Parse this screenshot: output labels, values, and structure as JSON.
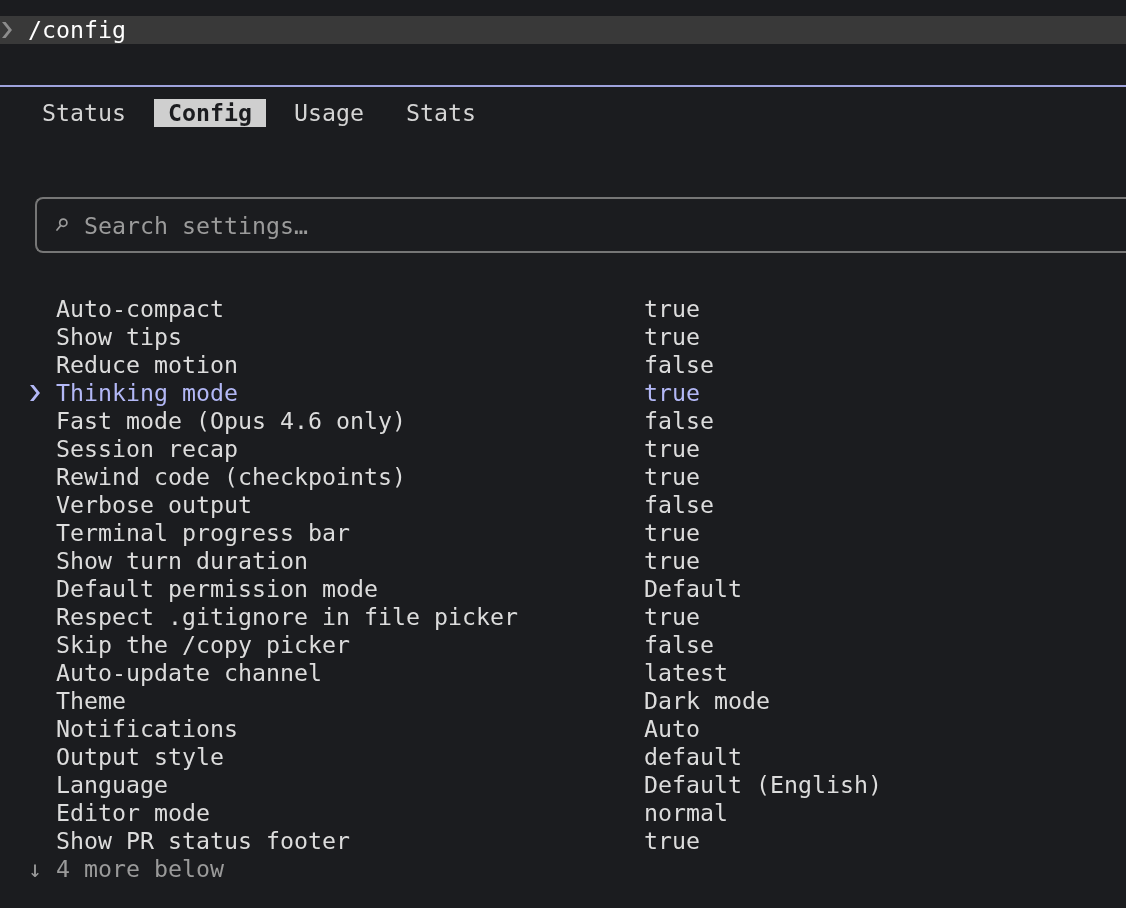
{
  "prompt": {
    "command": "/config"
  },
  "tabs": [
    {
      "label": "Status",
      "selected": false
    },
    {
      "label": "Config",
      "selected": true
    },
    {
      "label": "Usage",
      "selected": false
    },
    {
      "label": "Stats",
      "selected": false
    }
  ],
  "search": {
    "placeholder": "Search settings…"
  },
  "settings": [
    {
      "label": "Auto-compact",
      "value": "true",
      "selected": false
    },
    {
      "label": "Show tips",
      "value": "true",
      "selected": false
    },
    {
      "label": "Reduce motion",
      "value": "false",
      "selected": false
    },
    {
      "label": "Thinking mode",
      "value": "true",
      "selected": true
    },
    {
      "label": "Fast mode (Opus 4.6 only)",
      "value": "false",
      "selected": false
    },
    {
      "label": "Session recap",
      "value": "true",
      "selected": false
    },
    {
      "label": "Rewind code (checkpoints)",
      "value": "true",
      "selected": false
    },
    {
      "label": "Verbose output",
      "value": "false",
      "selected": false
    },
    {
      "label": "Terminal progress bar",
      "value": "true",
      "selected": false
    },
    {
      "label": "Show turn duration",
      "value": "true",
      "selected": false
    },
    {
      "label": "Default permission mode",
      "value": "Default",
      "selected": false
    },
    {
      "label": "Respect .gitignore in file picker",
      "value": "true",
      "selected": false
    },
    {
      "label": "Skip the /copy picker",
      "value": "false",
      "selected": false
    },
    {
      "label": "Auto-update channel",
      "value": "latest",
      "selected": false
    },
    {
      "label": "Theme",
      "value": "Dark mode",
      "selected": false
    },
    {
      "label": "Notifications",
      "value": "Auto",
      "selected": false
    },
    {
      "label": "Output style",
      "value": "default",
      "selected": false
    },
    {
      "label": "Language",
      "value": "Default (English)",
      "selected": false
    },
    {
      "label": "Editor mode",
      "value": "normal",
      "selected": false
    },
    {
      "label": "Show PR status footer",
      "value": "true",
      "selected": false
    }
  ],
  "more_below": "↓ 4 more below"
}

◇ ◇ ◇ ◇ ◇ ◇ ◇

→ Aim: Only the number is wanted: how many lines above include the word "mode"?

→ Solution to this exercise: 5